## STATED GOAL
Every line with the string "text" should be gathered.

## SUPPLIED RECORDS
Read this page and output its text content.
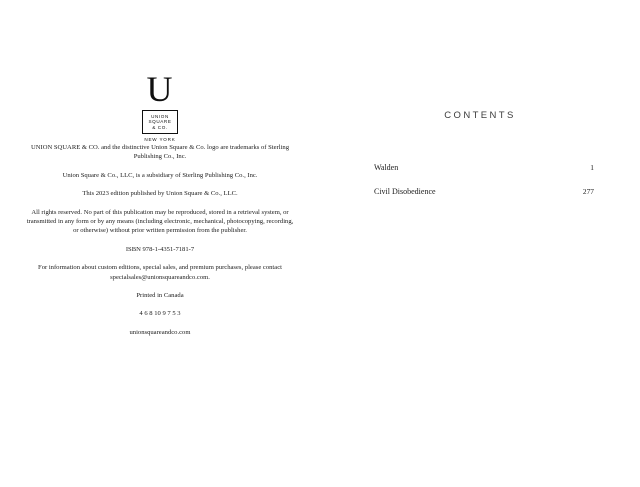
U
UNION
SQUARE
& CO.
NEW YORK

UNION SQUARE & CO. and the distinctive Union Square & Co. logo are trademarks of Sterling Publishing Co., Inc.

Union Square & Co., LLC, is a subsidiary of Sterling Publishing Co., Inc.

This 2023 edition published by Union Square & Co., LLC.

All rights reserved. No part of this publication may be reproduced, stored in a retrieval system, or transmitted in any form or by any means (including electronic, mechanical, photocopying, recording, or otherwise) without prior written permission from the publisher.

ISBN 978-1-4351-7181-7

For information about custom editions, special sales, and premium purchases, please contact specialsales@unionsquareandco.com.

Printed in Canada

4 6 8 10 9 7 5 3

unionsquareandco.com

CONTENTS
Walden	1
Civil Disobedience	277
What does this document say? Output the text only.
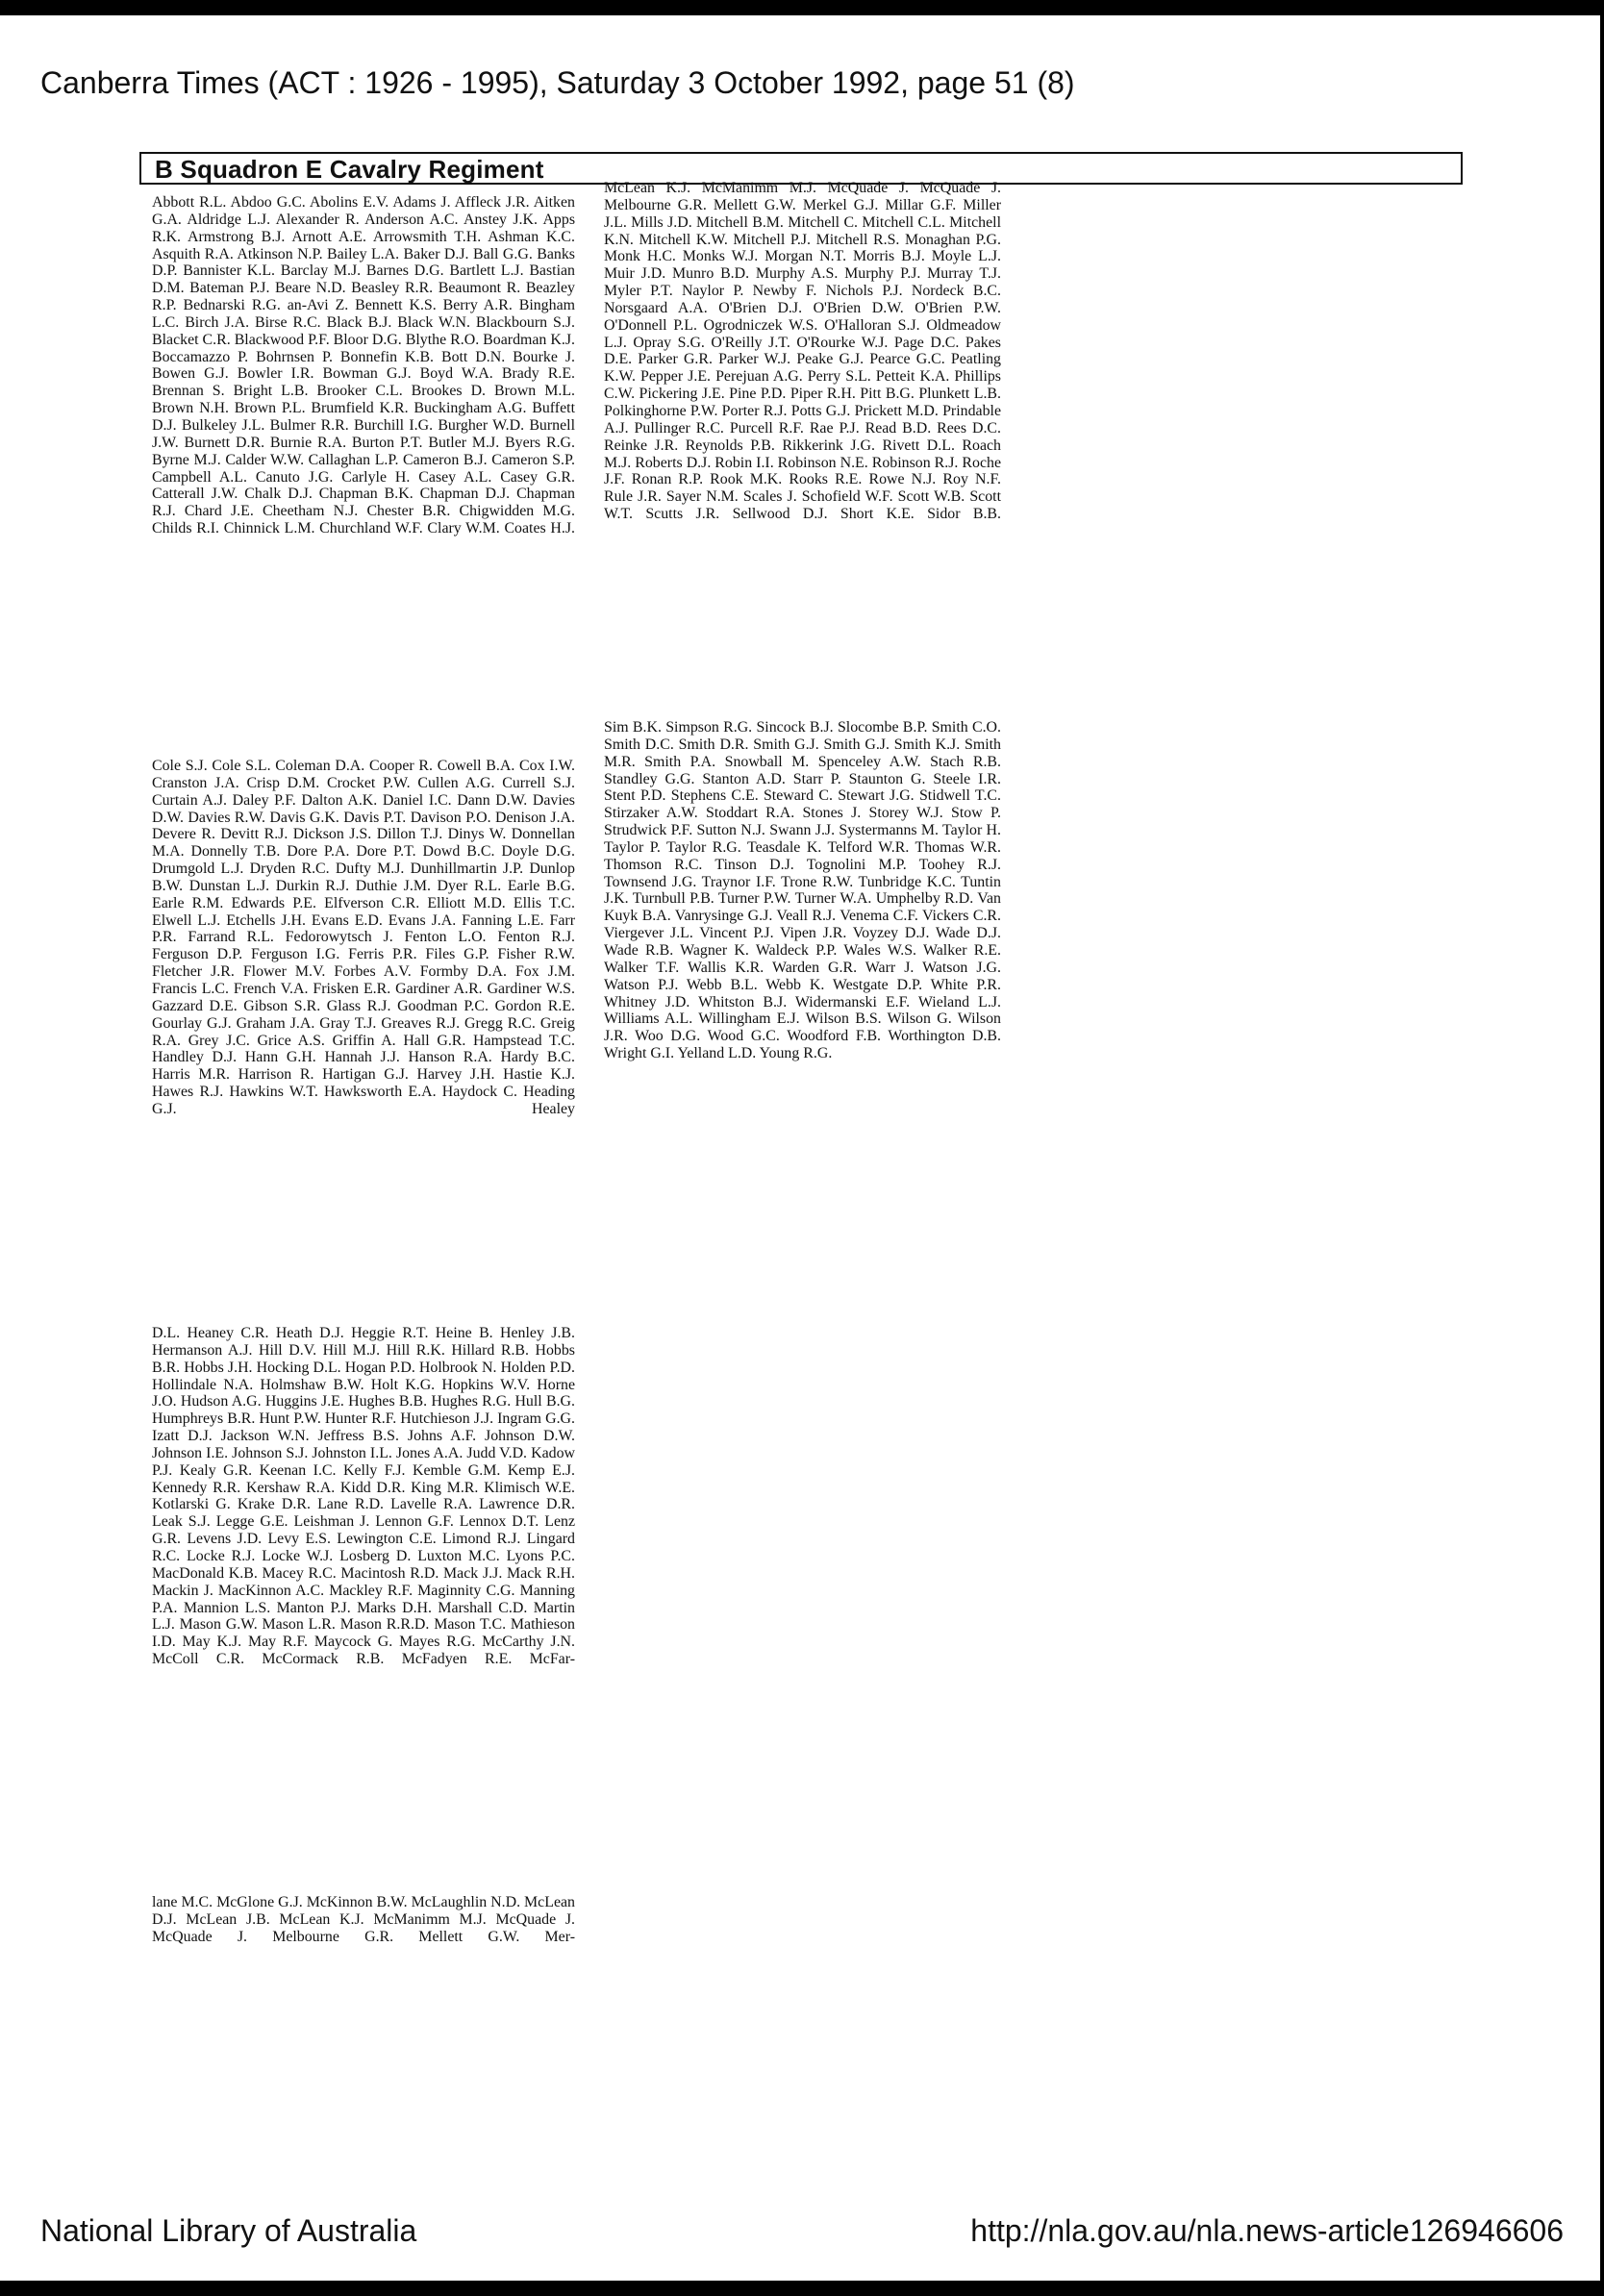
Canberra Times (ACT : 1926 - 1995), Saturday 3 October 1992, page 51 (8)
B Squadron E Cavalry Regiment

Abbott R.L. Abdoo G.C. Abolins E.V. Adams J. Affleck J.R. Aitken G.A. Aldridge L.J. Alexander R. Anderson A.C. Anstey J.K. Apps R.K. Armstrong B.J. Arnott A.E. Arrowsmith T.H. Ashman K.C. Asquith R.A. Atkinson N.P. Bailey L.A. Baker D.J. Ball G.G. Banks D.P. Bannister K.L. Barclay M.J. Barnes D.G. Bartlett L.J. Bastian D.M. Bateman P.J. Beare N.D. Beasley R.R. Beaumont R. Beazley R.P. Bednarski R.G. an-Avi Z. Bennett K.S. Berry A.R. Bingham L.C. Birch J.A. Birse R.C. Black B.J. Black W.N. Blackbourn S.J. Blacket C.R. Blackwood P.F. Bloor D.G. Blythe R.O. Boardman K.J. Boccamazzo P. Bohrnsen P. Bonnefin K.B. Bott D.N. Bourke J. Bowen G.J. Bowler I.R. Bowman G.J. Boyd W.A. Brady R.E. Brennan S. Bright L.B. Brooker C.L. Brookes D. Brown M.L. Brown N.H. Brown P.L. Brumfield K.R. Buckingham A.G. Buffett D.J. Bulkeley J.L. Bulmer R.R. Burchill I.G. Burgher W.D. Burnell J.W. Burnett D.R. Burnie R.A. Burton P.T. Butler M.J. Byers R.G. Byrne M.J. Calder W.W. Callaghan L.P. Cameron B.J. Cameron S.P. Campbell A.L. Canuto J.G. Carlyle H. Casey A.L. Casey G.R. Catterall J.W. Chalk D.J. Chapman B.K. Chapman D.J. Chapman R.J. Chard J.E. Cheetham N.J. Chester B.R. Chigwidden M.G. Childs R.I. Chinnick L.M. Churchland W.F. Clary W.M. Coates H.J.

Cole S.J. Cole S.L. Coleman D.A. Cooper R. Cowell B.A. Cox I.W. Cranston J.A. Crisp D.M. Crocket P.W. Cullen A.G. Currell S.J. Curtain A.J. Daley P.F. Dalton A.K. Daniel I.C. Dann D.W. Davies D.W. Davies R.W. Davis G.K. Davis P.T. Davison P.O. Denison J.A. Devere R. Devitt R.J. Dickson J.S. Dillon T.J. Dinys W. Donnellan M.A. Donnelly T.B. Dore P.A. Dore P.T. Dowd B.C. Doyle D.G. Drumgold L.J. Dryden R.C. Dufty M.J. Dunhillmartin J.P. Dunlop B.W. Dunstan L.J. Durkin R.J. Duthie J.M. Dyer R.L. Earle B.G. Earle R.M. Edwards P.E. Elfverson C.R. Elliott M.D. Ellis T.C. Elwell L.J. Etchells J.H. Evans E.D. Evans J.A. Fanning L.E. Farr P.R. Farrand R.L. Fedorowytsch J. Fenton L.O. Fenton R.J. Ferguson D.P. Ferguson I.G. Ferris P.R. Files G.P. Fisher R.W. Fletcher J.R. Flower M.V. Forbes A.V. Formby D.A. Fox J.M. Francis L.C. French V.A. Frisken E.R. Gardiner A.R. Gardiner W.S. Gazzard D.E. Gibson S.R. Glass R.J. Goodman P.C. Gordon R.E. Gourlay G.J. Graham J.A. Gray T.J. Greaves R.J. Gregg R.C. Greig R.A. Grey J.C. Grice A.S. Griffin A. Hall G.R. Hampstead T.C. Handley D.J. Hann G.H. Hannah J.J. Hanson R.A. Hardy B.C. Harris M.R. Harrison R. Hartigan G.J. Harvey J.H. Hastie K.J. Hawes R.J. Hawkins W.T. Hawksworth E.A. Haydock C. Heading G.J. Healey

D.L. Heaney C.R. Heath D.J. Heggie R.T. Heine B. Henley J.B. Hermanson A.J. Hill D.V. Hill M.J. Hill R.K. Hillard R.B. Hobbs B.R. Hobbs J.H. Hocking D.L. Hogan P.D. Holbrook N. Holden P.D. Hollindale N.A. Holmshaw B.W. Holt K.G. Hopkins W.V. Horne J.O. Hudson A.G. Huggins J.E. Hughes B.B. Hughes R.G. Hull B.G. Humphreys B.R. Hunt P.W. Hunter R.F. Hutchieson J.J. Ingram G.G. Izatt D.J. Jackson W.N. Jeffress B.S. Johns A.F. Johnson D.W. Johnson I.E. Johnson S.J. Johnston I.L. Jones A.A. Judd V.D. Kadow P.J. Kealy G.R. Keenan I.C. Kelly F.J. Kemble G.M. Kemp E.J. Kennedy R.R. Kershaw R.A. Kidd D.R. King M.R. Klimisch W.E. Kotlarski G. Krake D.R. Lane R.D. Lavelle R.A. Lawrence D.R. Leak S.J. Legge G.E. Leishman J. Lennon G.F. Lennox D.T. Lenz G.R. Levens J.D. Levy E.S. Lewington C.E. Limond R.J. Lingard R.C. Locke R.J. Locke W.J. Losberg D. Luxton M.C. Lyons P.C. MacDonald K.B. Macey R.C. Macintosh R.D. Mack J.J. Mack R.H. Mackin J. MacKinnon A.C. Mackley R.F. Maginnity C.G. Manning P.A. Mannion L.S. Manton P.J. Marks D.H. Marshall C.D. Martin L.J. Mason G.W. Mason L.R. Mason R.R.D. Mason T.C. Mathieson I.D. May K.J. May R.F. Maycock G. Mayes R.G. McCarthy J.N. McColl C.R. McCormack R.B. McFadyen R.E. McFar-

lane M.C. McGlone G.J. McKinnon B.W. McLaughlin N.D. McLean D.J. McLean J.B. McLean K.J. McManimm M.J. McQuade J. McQuade J. Melbourne G.R. Mellett G.W. Mer-

McLean K.J. McManimm M.J. McQuade J. McQuade J. Melbourne G.R. Mellett G.W. Merkel G.J. Millar G.F. Miller J.L. Mills J.D. Mitchell B.M. Mitchell C. Mitchell C.L. Mitchell K.N. Mitchell K.W. Mitchell P.J. Mitchell R.S. Monaghan P.G. Monk H.C. Monks W.J. Morgan N.T. Morris B.J. Moyle L.J. Muir J.D. Munro B.D. Murphy A.S. Murphy P.J. Murray T.J. Myler P.T. Naylor P. Newby F. Nichols P.J. Nordeck B.C. Norsgaard A.A. O'Brien D.J. O'Brien D.W. O'Brien P.W. O'Donnell P.L. Ogrodniczek W.S. O'Halloran S.J. Oldmeadow L.J. Opray S.G. O'Reilly J.T. O'Rourke W.J. Page D.C. Pakes D.E. Parker G.R. Parker W.J. Peake G.J. Pearce G.C. Peatling K.W. Pepper J.E. Perejuan A.G. Perry S.L. Petteit K.A. Phillips C.W. Pickering J.E. Pine P.D. Piper R.H. Pitt B.G. Plunkett L.B. Polkinghorne P.W. Porter R.J. Potts G.J. Prickett M.D. Prindable A.J. Pullinger R.C. Purcell R.F. Rae P.J. Read B.D. Rees D.C. Reinke J.R. Reynolds P.B. Rikkerink J.G. Rivett D.L. Roach M.J. Roberts D.J. Robin I.I. Robinson N.E. Robinson R.J. Roche J.F. Ronan R.P. Rook M.K. Rooks R.E. Rowe N.J. Roy N.F. Rule J.R. Sayer N.M. Scales J. Schofield W.F. Scott W.B. Scott W.T. Scutts J.R. Sellwood D.J. Short K.E. Sidor B.B.

Sim B.K. Simpson R.G. Sincock B.J. Slocombe B.P. Smith C.O. Smith D.C. Smith D.R. Smith G.J. Smith G.J. Smith K.J. Smith M.R. Smith P.A. Snowball M. Spenceley A.W. Stach R.B. Standley G.G. Stanton A.D. Starr P. Staunton G. Steele I.R. Stent P.D. Stephens C.E. Steward C. Stewart J.G. Stidwell T.C. Stirzaker A.W. Stoddart R.A. Stones J. Storey W.J. Stow P. Strudwick P.F. Sutton N.J. Swann J.J. Systermanns M. Taylor H. Taylor P. Taylor R.G. Teasdale K. Telford W.R. Thomas W.R. Thomson R.C. Tinson D.J. Tognolini M.P. Toohey R.J. Townsend J.G. Traynor I.F. Trone R.W. Tunbridge K.C. Tuntin J.K. Turnbull P.B. Turner P.W. Turner W.A. Umphelby R.D. Van Kuyk B.A. Vanrysinge G.J. Veall R.J. Venema C.F. Vickers C.R. Viergever J.L. Vincent P.J. Vipen J.R. Voyzey D.J. Wade D.J. Wade R.B. Wagner K. Waldeck P.P. Wales W.S. Walker R.E. Walker T.F. Wallis K.R. Warden G.R. Warr J. Watson J.G. Watson P.J. Webb B.L. Webb K. Westgate D.P. White P.R. Whitney J.D. Whitston B.J. Widermanski E.F. Wieland L.J. Williams A.L. Willingham E.J. Wilson B.S. Wilson G. Wilson J.R. Woo D.G. Wood G.C. Woodford F.B. Worthington D.B. Wright G.I. Yelland L.D. Young R.G.

National Library of Australia	http://nla.gov.au/nla.news-article126946606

## EXPECTED ANSWER
Read this page and output its text content.
What does this document say? Output the text only.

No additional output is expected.